**Data rows:**
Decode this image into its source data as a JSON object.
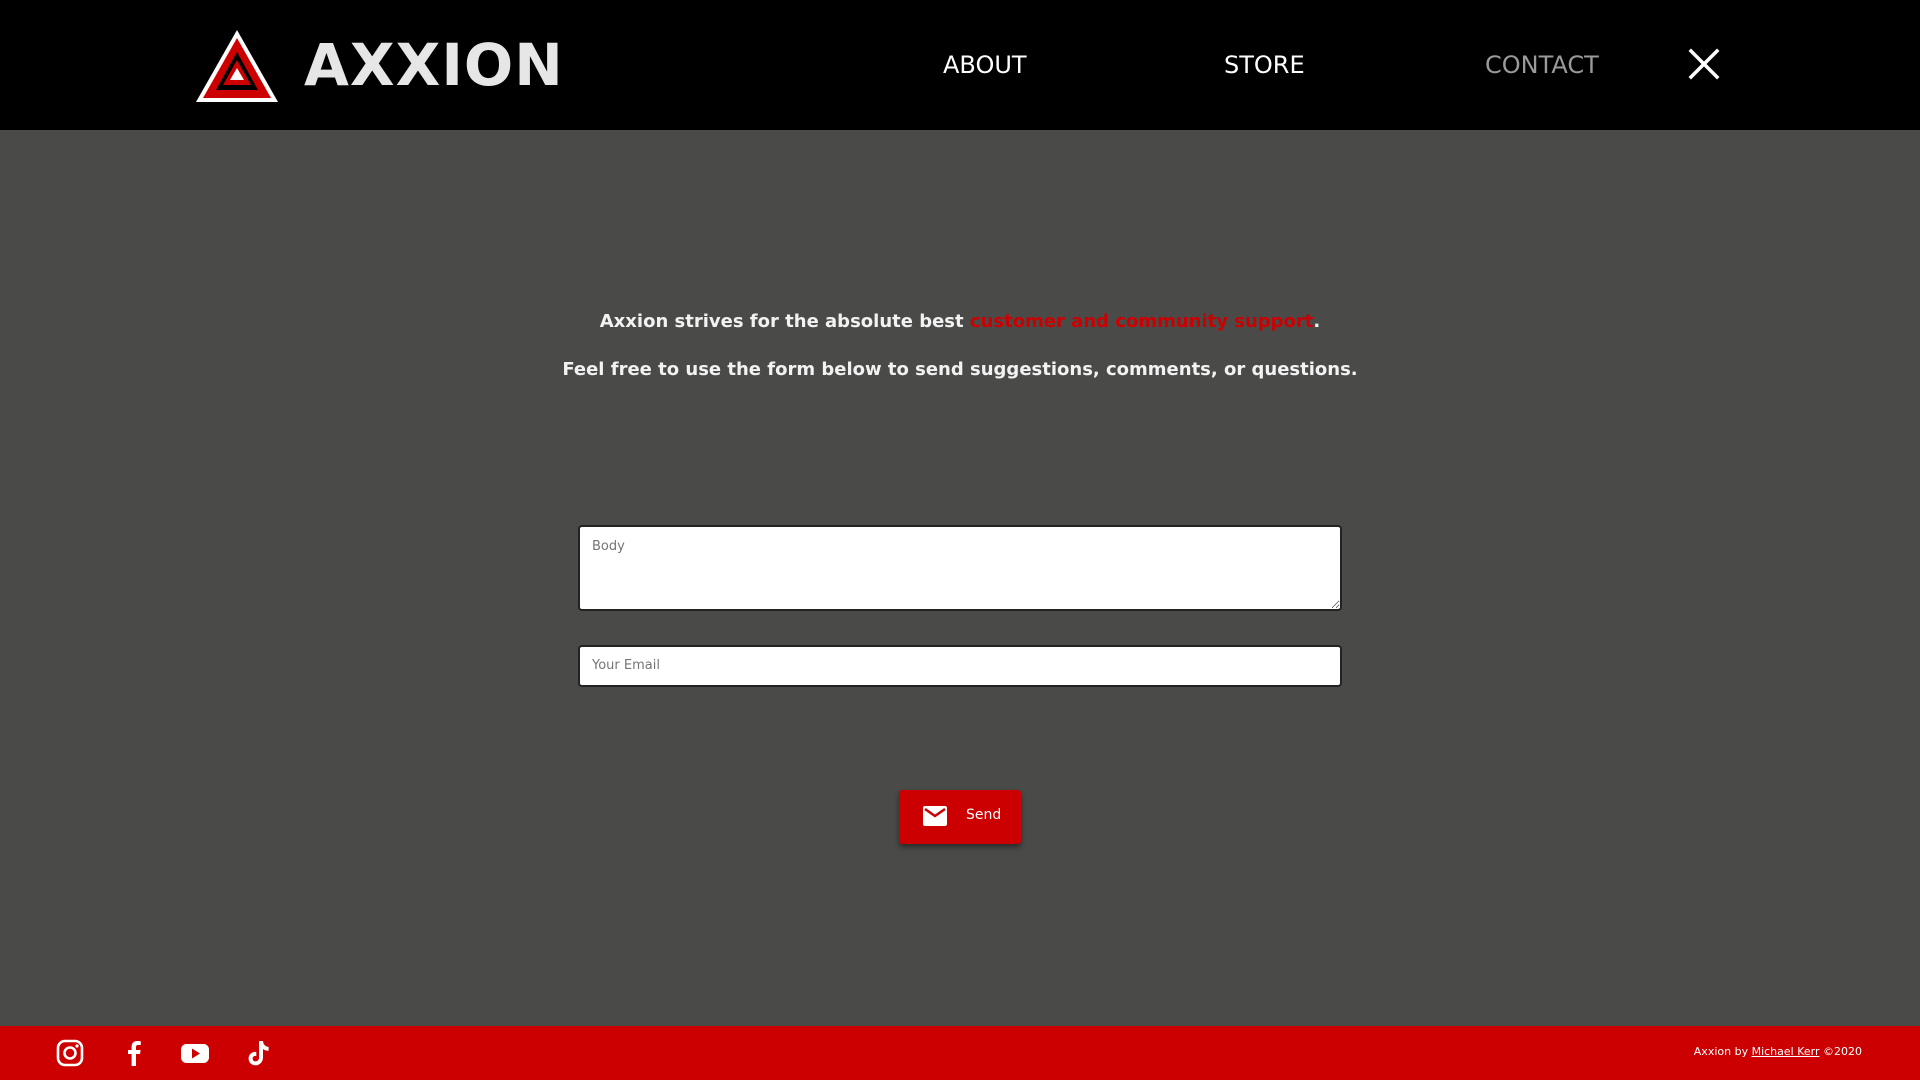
{
  "header": {
    "brand": "AXXION",
    "nav": {
      "about": "ABOUT",
      "store": "STORE",
      "contact": "CONTACT"
    },
    "icons": {
      "logo": "axxion-logo",
      "close": "close-icon"
    },
    "colors": {
      "background": "#000000",
      "accent": "#cc0000",
      "active_nav": "#9a9a9a"
    }
  },
  "intro": {
    "line1_before": "Axxion strives for the absolute best ",
    "line1_highlight": "customer and community support",
    "line1_after": ".",
    "line2": "Feel free to use the form below to send suggestions, comments, or questions."
  },
  "form": {
    "body_placeholder": "Body",
    "body_value": "",
    "email_placeholder": "Your Email",
    "email_value": "",
    "send_label": "Send",
    "send_icon": "mail-icon"
  },
  "footer": {
    "social_icons": [
      "instagram-icon",
      "facebook-icon",
      "youtube-icon",
      "tiktok-icon"
    ],
    "credit_prefix": "Axxion by ",
    "credit_author": "Michael Kerr",
    "credit_suffix": " ©2020",
    "background": "#cc0000"
  }
}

**Short task:** All of the data needs repeating exactly, but the pictures do not.

**Complete response:**
Decode this image into its source data as a JSON object.
{
  "header": {
    "brand": "AXXION",
    "nav": {
      "about": "ABOUT",
      "store": "STORE",
      "contact": "CONTACT"
    },
    "icons": {
      "logo": "axxion-logo",
      "close": "close-icon"
    },
    "colors": {
      "background": "#000000",
      "accent": "#cc0000",
      "active_nav": "#9a9a9a"
    }
  },
  "intro": {
    "line1_before": "Axxion strives for the absolute best ",
    "line1_highlight": "customer and community support",
    "line1_after": ".",
    "line2": "Feel free to use the form below to send suggestions, comments, or questions."
  },
  "form": {
    "body_placeholder": "Body",
    "body_value": "",
    "email_placeholder": "Your Email",
    "email_value": "",
    "send_label": "Send",
    "send_icon": "mail-icon"
  },
  "footer": {
    "social_icons": [
      "instagram-icon",
      "facebook-icon",
      "youtube-icon",
      "tiktok-icon"
    ],
    "credit_prefix": "Axxion by ",
    "credit_author": "Michael Kerr",
    "credit_suffix": " ©2020",
    "background": "#cc0000"
  }
}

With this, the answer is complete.